====== Entries provided ======
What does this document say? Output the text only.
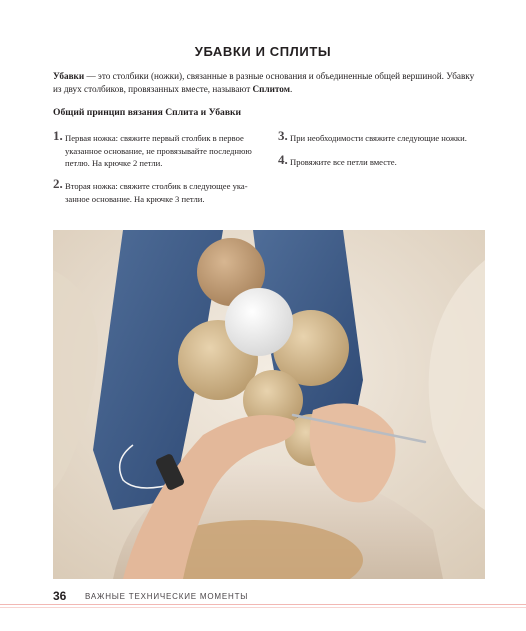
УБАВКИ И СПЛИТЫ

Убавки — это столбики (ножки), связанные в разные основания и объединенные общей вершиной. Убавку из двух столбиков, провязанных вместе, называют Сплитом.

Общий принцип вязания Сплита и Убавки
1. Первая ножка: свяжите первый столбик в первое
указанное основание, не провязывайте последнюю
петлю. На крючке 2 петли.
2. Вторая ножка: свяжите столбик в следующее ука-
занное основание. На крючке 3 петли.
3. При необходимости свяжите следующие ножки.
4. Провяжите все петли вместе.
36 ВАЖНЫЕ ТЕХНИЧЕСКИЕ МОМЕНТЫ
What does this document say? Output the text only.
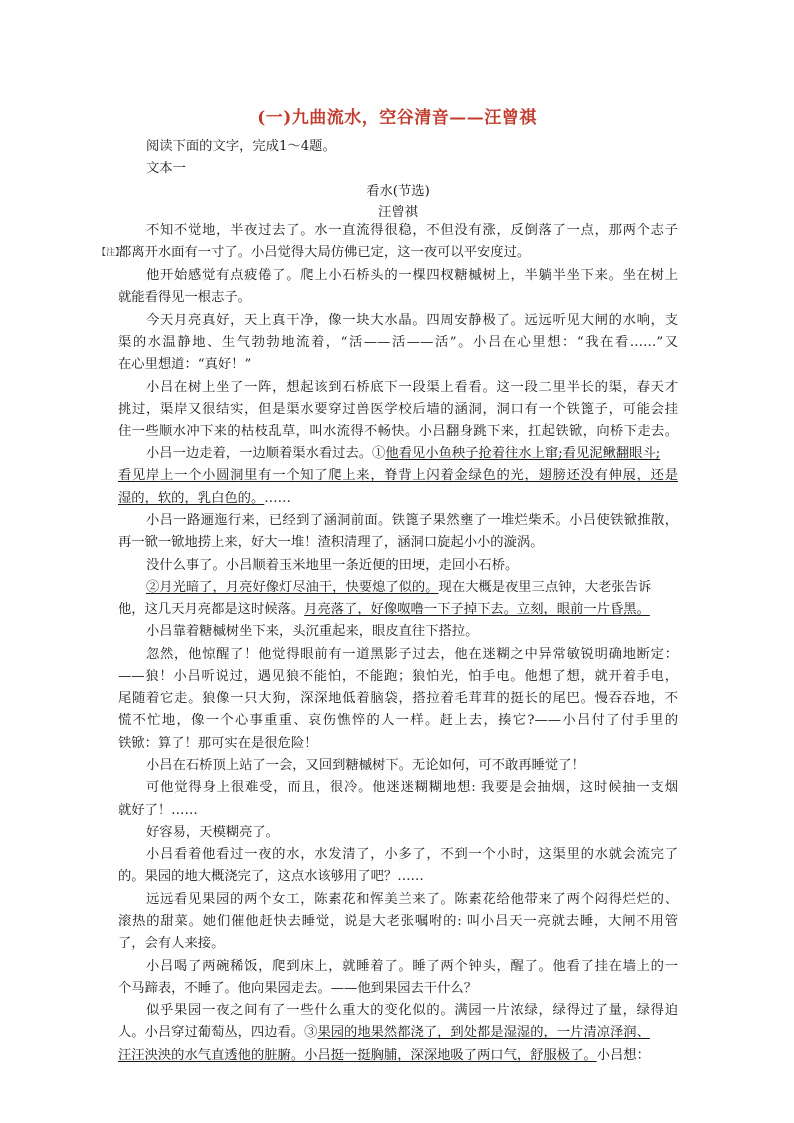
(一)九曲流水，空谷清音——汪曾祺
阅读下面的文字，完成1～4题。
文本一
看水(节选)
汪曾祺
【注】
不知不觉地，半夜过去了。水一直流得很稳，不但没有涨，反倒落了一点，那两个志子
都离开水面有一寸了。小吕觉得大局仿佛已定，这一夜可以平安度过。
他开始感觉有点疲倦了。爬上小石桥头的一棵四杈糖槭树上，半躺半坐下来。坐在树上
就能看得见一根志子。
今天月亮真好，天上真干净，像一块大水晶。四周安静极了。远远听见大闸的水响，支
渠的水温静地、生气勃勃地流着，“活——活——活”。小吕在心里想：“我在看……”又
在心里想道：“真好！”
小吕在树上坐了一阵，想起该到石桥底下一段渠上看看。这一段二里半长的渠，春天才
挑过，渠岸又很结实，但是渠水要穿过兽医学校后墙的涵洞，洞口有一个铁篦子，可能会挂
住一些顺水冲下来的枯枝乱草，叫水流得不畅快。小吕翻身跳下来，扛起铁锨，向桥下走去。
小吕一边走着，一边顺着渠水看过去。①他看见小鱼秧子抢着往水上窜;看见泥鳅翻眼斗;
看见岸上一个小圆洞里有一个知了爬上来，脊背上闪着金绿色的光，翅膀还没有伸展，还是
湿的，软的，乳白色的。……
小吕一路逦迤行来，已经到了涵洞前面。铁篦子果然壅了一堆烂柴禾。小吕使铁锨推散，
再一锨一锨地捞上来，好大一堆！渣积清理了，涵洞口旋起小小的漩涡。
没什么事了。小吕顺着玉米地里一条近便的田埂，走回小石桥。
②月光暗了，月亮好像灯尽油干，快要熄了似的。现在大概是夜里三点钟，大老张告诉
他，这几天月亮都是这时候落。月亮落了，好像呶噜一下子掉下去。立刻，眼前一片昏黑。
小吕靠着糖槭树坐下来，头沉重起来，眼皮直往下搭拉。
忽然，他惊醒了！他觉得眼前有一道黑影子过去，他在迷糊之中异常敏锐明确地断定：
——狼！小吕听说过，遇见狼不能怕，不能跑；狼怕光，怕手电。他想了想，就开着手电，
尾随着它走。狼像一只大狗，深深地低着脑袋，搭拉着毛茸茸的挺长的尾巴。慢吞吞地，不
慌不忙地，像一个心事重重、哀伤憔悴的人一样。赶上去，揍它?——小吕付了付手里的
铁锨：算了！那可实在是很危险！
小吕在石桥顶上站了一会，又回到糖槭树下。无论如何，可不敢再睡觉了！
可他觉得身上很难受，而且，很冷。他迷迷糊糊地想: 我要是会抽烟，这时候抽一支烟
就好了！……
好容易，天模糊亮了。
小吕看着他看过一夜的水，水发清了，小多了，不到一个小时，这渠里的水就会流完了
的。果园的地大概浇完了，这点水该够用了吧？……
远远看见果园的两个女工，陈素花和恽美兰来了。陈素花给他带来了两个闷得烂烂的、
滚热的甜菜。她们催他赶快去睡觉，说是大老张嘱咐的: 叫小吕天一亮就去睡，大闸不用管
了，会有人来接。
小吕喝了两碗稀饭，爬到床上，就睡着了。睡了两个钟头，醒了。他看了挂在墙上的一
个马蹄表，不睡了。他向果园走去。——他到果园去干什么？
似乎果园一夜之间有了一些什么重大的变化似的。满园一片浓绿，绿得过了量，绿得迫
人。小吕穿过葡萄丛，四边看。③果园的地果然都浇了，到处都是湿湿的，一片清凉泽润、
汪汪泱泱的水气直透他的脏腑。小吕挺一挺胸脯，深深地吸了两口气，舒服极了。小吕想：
======
▸ **Directions for this task**
Write the material out again exactly as it appears, dropping the pictures.

▸ **The completed task**
What does this document say? Output the text only.
УБАВКИ И СПЛИТЫ

Убавки — это столбики (ножки), связанные в разные основания и объединенные общей вершиной. Убавку из двух столбиков, провязанных вместе, называют Сплитом.

Общий принцип вязания Сплита и Убавки
1. Первая ножка: свяжите первый столбик в первое
указанное основание, не провязывайте последнюю
петлю. На крючке 2 петли.
2. Вторая ножка: свяжите столбик в следующее ука-
занное основание. На крючке 3 петли.
3. При необходимости свяжите следующие ножки.
4. Провяжите все петли вместе.
36 ВАЖНЫЕ ТЕХНИЧЕСКИЕ МОМЕНТЫ
What does this document say? Output the text only.
(一)九曲流水，空谷清音——汪曾祺
阅读下面的文字，完成1～4题。
文本一
看水(节选)
汪曾祺
【注】
不知不觉地，半夜过去了。水一直流得很稳，不但没有涨，反倒落了一点，那两个志子
都离开水面有一寸了。小吕觉得大局仿佛已定，这一夜可以平安度过。
他开始感觉有点疲倦了。爬上小石桥头的一棵四杈糖槭树上，半躺半坐下来。坐在树上
就能看得见一根志子。
今天月亮真好，天上真干净，像一块大水晶。四周安静极了。远远听见大闸的水响，支
渠的水温静地、生气勃勃地流着，“活——活——活”。小吕在心里想：“我在看……”又
在心里想道：“真好！”
小吕在树上坐了一阵，想起该到石桥底下一段渠上看看。这一段二里半长的渠，春天才
挑过，渠岸又很结实，但是渠水要穿过兽医学校后墙的涵洞，洞口有一个铁篦子，可能会挂
住一些顺水冲下来的枯枝乱草，叫水流得不畅快。小吕翻身跳下来，扛起铁锨，向桥下走去。
小吕一边走着，一边顺着渠水看过去。①他看见小鱼秧子抢着往水上窜;看见泥鳅翻眼斗;
看见岸上一个小圆洞里有一个知了爬上来，脊背上闪着金绿色的光，翅膀还没有伸展，还是
湿的，软的，乳白色的。……
小吕一路逦迤行来，已经到了涵洞前面。铁篦子果然壅了一堆烂柴禾。小吕使铁锨推散，
再一锨一锨地捞上来，好大一堆！渣积清理了，涵洞口旋起小小的漩涡。
没什么事了。小吕顺着玉米地里一条近便的田埂，走回小石桥。
②月光暗了，月亮好像灯尽油干，快要熄了似的。现在大概是夜里三点钟，大老张告诉
他，这几天月亮都是这时候落。月亮落了，好像呶噜一下子掉下去。立刻，眼前一片昏黑。
小吕靠着糖槭树坐下来，头沉重起来，眼皮直往下搭拉。
忽然，他惊醒了！他觉得眼前有一道黑影子过去，他在迷糊之中异常敏锐明确地断定：
——狼！小吕听说过，遇见狼不能怕，不能跑；狼怕光，怕手电。他想了想，就开着手电，
尾随着它走。狼像一只大狗，深深地低着脑袋，搭拉着毛茸茸的挺长的尾巴。慢吞吞地，不
慌不忙地，像一个心事重重、哀伤憔悴的人一样。赶上去，揍它?——小吕付了付手里的
铁锨：算了！那可实在是很危险！
小吕在石桥顶上站了一会，又回到糖槭树下。无论如何，可不敢再睡觉了！
可他觉得身上很难受，而且，很冷。他迷迷糊糊地想: 我要是会抽烟，这时候抽一支烟
就好了！……
好容易，天模糊亮了。
小吕看着他看过一夜的水，水发清了，小多了，不到一个小时，这渠里的水就会流完了
的。果园的地大概浇完了，这点水该够用了吧？……
远远看见果园的两个女工，陈素花和恽美兰来了。陈素花给他带来了两个闷得烂烂的、
滚热的甜菜。她们催他赶快去睡觉，说是大老张嘱咐的: 叫小吕天一亮就去睡，大闸不用管
了，会有人来接。
小吕喝了两碗稀饭，爬到床上，就睡着了。睡了两个钟头，醒了。他看了挂在墙上的一
个马蹄表，不睡了。他向果园走去。——他到果园去干什么？
似乎果园一夜之间有了一些什么重大的变化似的。满园一片浓绿，绿得过了量，绿得迫
人。小吕穿过葡萄丛，四边看。③果园的地果然都浇了，到处都是湿湿的，一片清凉泽润、
汪汪泱泱的水气直透他的脏腑。小吕挺一挺胸脯，深深地吸了两口气，舒服极了。小吕想：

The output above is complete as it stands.